── RAW RECORDS ──

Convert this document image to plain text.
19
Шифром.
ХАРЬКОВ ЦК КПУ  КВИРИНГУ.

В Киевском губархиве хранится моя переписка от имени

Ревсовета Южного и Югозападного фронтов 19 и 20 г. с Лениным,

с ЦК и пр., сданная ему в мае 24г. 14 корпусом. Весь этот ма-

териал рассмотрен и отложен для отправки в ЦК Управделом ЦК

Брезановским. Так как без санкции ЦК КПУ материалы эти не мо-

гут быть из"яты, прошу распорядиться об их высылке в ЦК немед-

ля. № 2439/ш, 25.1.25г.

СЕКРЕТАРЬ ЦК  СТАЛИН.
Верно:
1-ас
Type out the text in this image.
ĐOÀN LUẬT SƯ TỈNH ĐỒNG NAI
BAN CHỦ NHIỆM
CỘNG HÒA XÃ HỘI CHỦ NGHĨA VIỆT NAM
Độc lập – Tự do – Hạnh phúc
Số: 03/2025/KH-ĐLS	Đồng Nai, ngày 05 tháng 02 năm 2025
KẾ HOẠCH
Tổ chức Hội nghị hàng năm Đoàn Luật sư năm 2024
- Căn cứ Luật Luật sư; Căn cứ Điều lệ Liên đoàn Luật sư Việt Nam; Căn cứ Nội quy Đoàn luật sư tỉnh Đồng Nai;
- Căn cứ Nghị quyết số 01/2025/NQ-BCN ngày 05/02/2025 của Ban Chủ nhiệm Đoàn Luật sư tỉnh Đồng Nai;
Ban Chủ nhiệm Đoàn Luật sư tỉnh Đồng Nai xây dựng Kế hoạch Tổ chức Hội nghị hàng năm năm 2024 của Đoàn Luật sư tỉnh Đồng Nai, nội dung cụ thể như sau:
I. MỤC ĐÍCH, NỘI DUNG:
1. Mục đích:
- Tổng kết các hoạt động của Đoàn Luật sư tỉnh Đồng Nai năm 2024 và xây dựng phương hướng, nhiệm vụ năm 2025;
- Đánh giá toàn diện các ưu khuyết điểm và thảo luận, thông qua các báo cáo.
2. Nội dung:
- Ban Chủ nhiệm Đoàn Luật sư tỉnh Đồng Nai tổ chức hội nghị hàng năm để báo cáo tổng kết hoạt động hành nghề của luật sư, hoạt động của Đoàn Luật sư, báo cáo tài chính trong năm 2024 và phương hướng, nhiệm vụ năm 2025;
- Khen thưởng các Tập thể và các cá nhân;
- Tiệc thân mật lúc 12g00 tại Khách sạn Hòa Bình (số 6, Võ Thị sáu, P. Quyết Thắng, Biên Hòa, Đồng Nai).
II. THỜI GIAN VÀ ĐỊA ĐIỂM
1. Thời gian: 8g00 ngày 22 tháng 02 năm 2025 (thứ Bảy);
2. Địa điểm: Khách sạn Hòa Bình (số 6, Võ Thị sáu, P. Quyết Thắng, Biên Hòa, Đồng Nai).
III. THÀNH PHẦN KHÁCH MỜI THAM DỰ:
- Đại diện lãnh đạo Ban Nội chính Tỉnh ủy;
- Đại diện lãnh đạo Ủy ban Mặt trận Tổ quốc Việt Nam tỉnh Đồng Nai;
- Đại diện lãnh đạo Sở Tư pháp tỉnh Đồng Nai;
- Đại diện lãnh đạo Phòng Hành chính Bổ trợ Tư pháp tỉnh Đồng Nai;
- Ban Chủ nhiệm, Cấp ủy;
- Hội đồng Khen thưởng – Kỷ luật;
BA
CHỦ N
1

───

### GOAL
Each record should come back exactly as written.

### OUTPUT BELOW
Convert this document image to plain text.
19
Шифром.
ХАРЬКОВ ЦК КПУ  КВИРИНГУ.

В Киевском губархиве хранится моя переписка от имени

Ревсовета Южного и Югозападного фронтов 19 и 20 г. с Лениным,

с ЦК и пр., сданная ему в мае 24г. 14 корпусом. Весь этот ма-

териал рассмотрен и отложен для отправки в ЦК Управделом ЦК

Брезановским. Так как без санкции ЦК КПУ материалы эти не мо-

гут быть из"яты, прошу распорядиться об их высылке в ЦК немед-

ля. № 2439/ш, 25.1.25г.

СЕКРЕТАРЬ ЦК  СТАЛИН.
Верно:
1-ас
Type out the text in this image.
ĐOÀN LUẬT SƯ TỈNH ĐỒNG NAI
BAN CHỦ NHIỆM
CỘNG HÒA XÃ HỘI CHỦ NGHĨA VIỆT NAM
Độc lập – Tự do – Hạnh phúc
Số: 03/2025/KH-ĐLS	Đồng Nai, ngày 05 tháng 02 năm 2025
KẾ HOẠCH
Tổ chức Hội nghị hàng năm Đoàn Luật sư năm 2024
- Căn cứ Luật Luật sư; Căn cứ Điều lệ Liên đoàn Luật sư Việt Nam; Căn cứ Nội quy Đoàn luật sư tỉnh Đồng Nai;
- Căn cứ Nghị quyết số 01/2025/NQ-BCN ngày 05/02/2025 của Ban Chủ nhiệm Đoàn Luật sư tỉnh Đồng Nai;
Ban Chủ nhiệm Đoàn Luật sư tỉnh Đồng Nai xây dựng Kế hoạch Tổ chức Hội nghị hàng năm năm 2024 của Đoàn Luật sư tỉnh Đồng Nai, nội dung cụ thể như sau:
I. MỤC ĐÍCH, NỘI DUNG:
1. Mục đích:
- Tổng kết các hoạt động của Đoàn Luật sư tỉnh Đồng Nai năm 2024 và xây dựng phương hướng, nhiệm vụ năm 2025;
- Đánh giá toàn diện các ưu khuyết điểm và thảo luận, thông qua các báo cáo.
2. Nội dung:
- Ban Chủ nhiệm Đoàn Luật sư tỉnh Đồng Nai tổ chức hội nghị hàng năm để báo cáo tổng kết hoạt động hành nghề của luật sư, hoạt động của Đoàn Luật sư, báo cáo tài chính trong năm 2024 và phương hướng, nhiệm vụ năm 2025;
- Khen thưởng các Tập thể và các cá nhân;
- Tiệc thân mật lúc 12g00 tại Khách sạn Hòa Bình (số 6, Võ Thị sáu, P. Quyết Thắng, Biên Hòa, Đồng Nai).
II. THỜI GIAN VÀ ĐỊA ĐIỂM
1. Thời gian: 8g00 ngày 22 tháng 02 năm 2025 (thứ Bảy);
2. Địa điểm: Khách sạn Hòa Bình (số 6, Võ Thị sáu, P. Quyết Thắng, Biên Hòa, Đồng Nai).
III. THÀNH PHẦN KHÁCH MỜI THAM DỰ:
- Đại diện lãnh đạo Ban Nội chính Tỉnh ủy;
- Đại diện lãnh đạo Ủy ban Mặt trận Tổ quốc Việt Nam tỉnh Đồng Nai;
- Đại diện lãnh đạo Sở Tư pháp tỉnh Đồng Nai;
- Đại diện lãnh đạo Phòng Hành chính Bổ trợ Tư pháp tỉnh Đồng Nai;
- Ban Chủ nhiệm, Cấp ủy;
- Hội đồng Khen thưởng – Kỷ luật;
BA
CHỦ N
1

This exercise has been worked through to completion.